>> begin MATERIAL PROVIDED

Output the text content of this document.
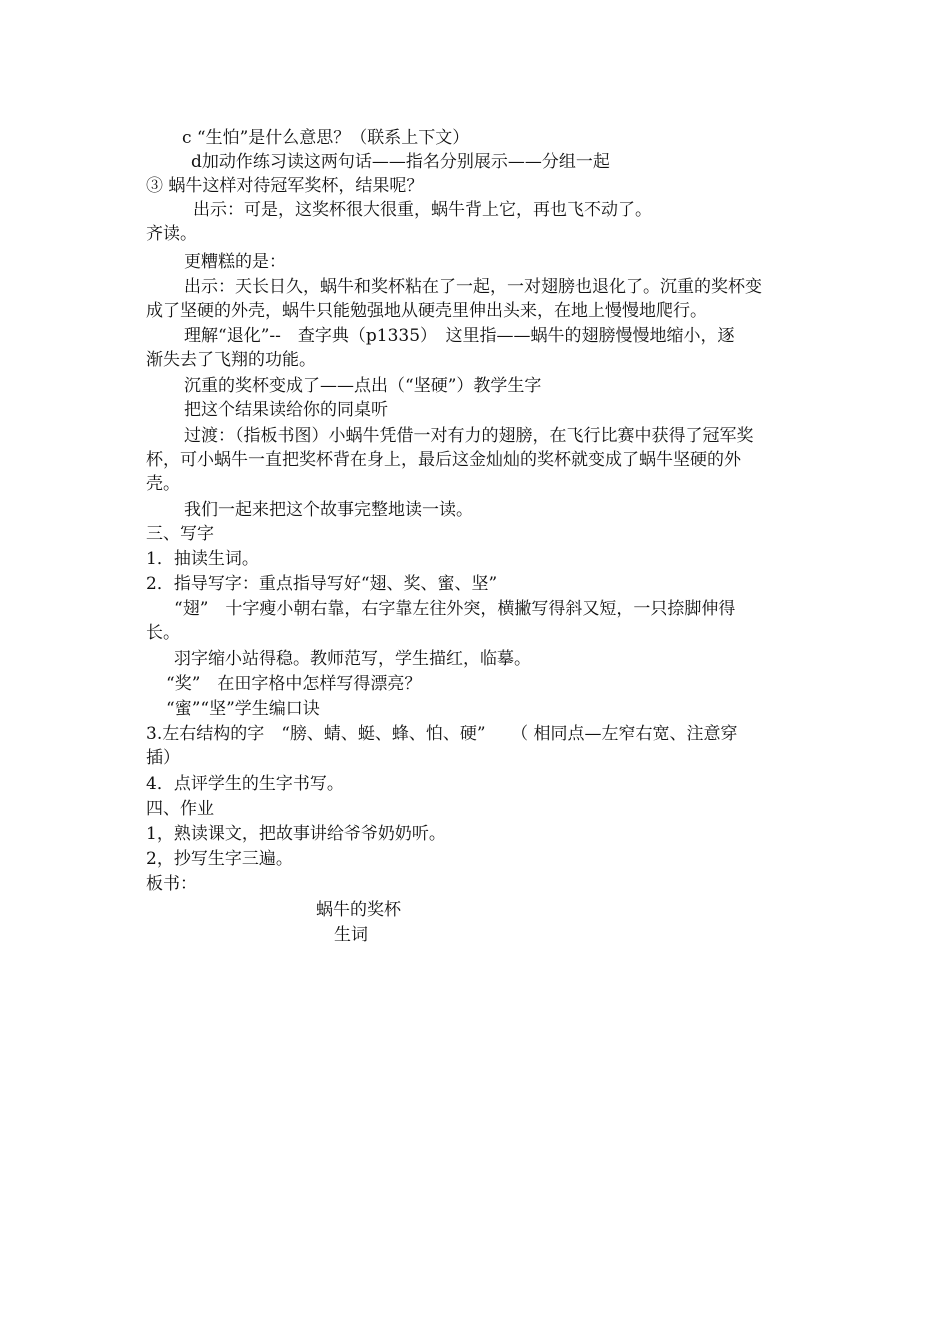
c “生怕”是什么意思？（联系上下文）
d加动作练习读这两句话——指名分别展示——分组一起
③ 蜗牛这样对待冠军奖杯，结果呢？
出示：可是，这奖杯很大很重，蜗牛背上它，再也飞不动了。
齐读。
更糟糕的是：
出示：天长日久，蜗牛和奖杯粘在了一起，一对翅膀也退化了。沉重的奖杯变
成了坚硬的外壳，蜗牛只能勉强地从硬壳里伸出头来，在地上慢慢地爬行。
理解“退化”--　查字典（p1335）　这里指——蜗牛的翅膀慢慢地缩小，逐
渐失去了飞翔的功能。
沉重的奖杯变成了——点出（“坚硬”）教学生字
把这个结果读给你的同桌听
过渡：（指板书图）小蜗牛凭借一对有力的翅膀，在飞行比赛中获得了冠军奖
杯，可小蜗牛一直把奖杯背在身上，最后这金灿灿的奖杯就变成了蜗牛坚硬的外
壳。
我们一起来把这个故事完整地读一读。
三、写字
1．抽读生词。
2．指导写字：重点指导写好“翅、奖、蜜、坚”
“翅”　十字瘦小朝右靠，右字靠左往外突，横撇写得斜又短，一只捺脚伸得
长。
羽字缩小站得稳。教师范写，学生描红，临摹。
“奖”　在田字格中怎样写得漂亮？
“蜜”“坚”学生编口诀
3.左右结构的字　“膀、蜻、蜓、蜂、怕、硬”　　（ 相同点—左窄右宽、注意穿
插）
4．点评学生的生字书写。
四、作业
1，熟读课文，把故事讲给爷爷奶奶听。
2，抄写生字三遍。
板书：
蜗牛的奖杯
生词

>> end MATERIAL PROVIDED

GIVEN PROBLEM:
Without the pictures, copy the material exactly as given.

TASK ANSWER:
Output the text content of this document.
c “生怕”是什么意思？（联系上下文）
d加动作练习读这两句话——指名分别展示——分组一起
③ 蜗牛这样对待冠军奖杯，结果呢？
出示：可是，这奖杯很大很重，蜗牛背上它，再也飞不动了。
齐读。
更糟糕的是：
出示：天长日久，蜗牛和奖杯粘在了一起，一对翅膀也退化了。沉重的奖杯变
成了坚硬的外壳，蜗牛只能勉强地从硬壳里伸出头来，在地上慢慢地爬行。
理解“退化”--　查字典（p1335）　这里指——蜗牛的翅膀慢慢地缩小，逐
渐失去了飞翔的功能。
沉重的奖杯变成了——点出（“坚硬”）教学生字
把这个结果读给你的同桌听
过渡：（指板书图）小蜗牛凭借一对有力的翅膀，在飞行比赛中获得了冠军奖
杯，可小蜗牛一直把奖杯背在身上，最后这金灿灿的奖杯就变成了蜗牛坚硬的外
壳。
我们一起来把这个故事完整地读一读。
三、写字
1．抽读生词。
2．指导写字：重点指导写好“翅、奖、蜜、坚”
“翅”　十字瘦小朝右靠，右字靠左往外突，横撇写得斜又短，一只捺脚伸得
长。
羽字缩小站得稳。教师范写，学生描红，临摹。
“奖”　在田字格中怎样写得漂亮？
“蜜”“坚”学生编口诀
3.左右结构的字　“膀、蜻、蜓、蜂、怕、硬”　　（ 相同点—左窄右宽、注意穿
插）
4．点评学生的生字书写。
四、作业
1，熟读课文，把故事讲给爷爷奶奶听。
2，抄写生字三遍。
板书：
蜗牛的奖杯
生词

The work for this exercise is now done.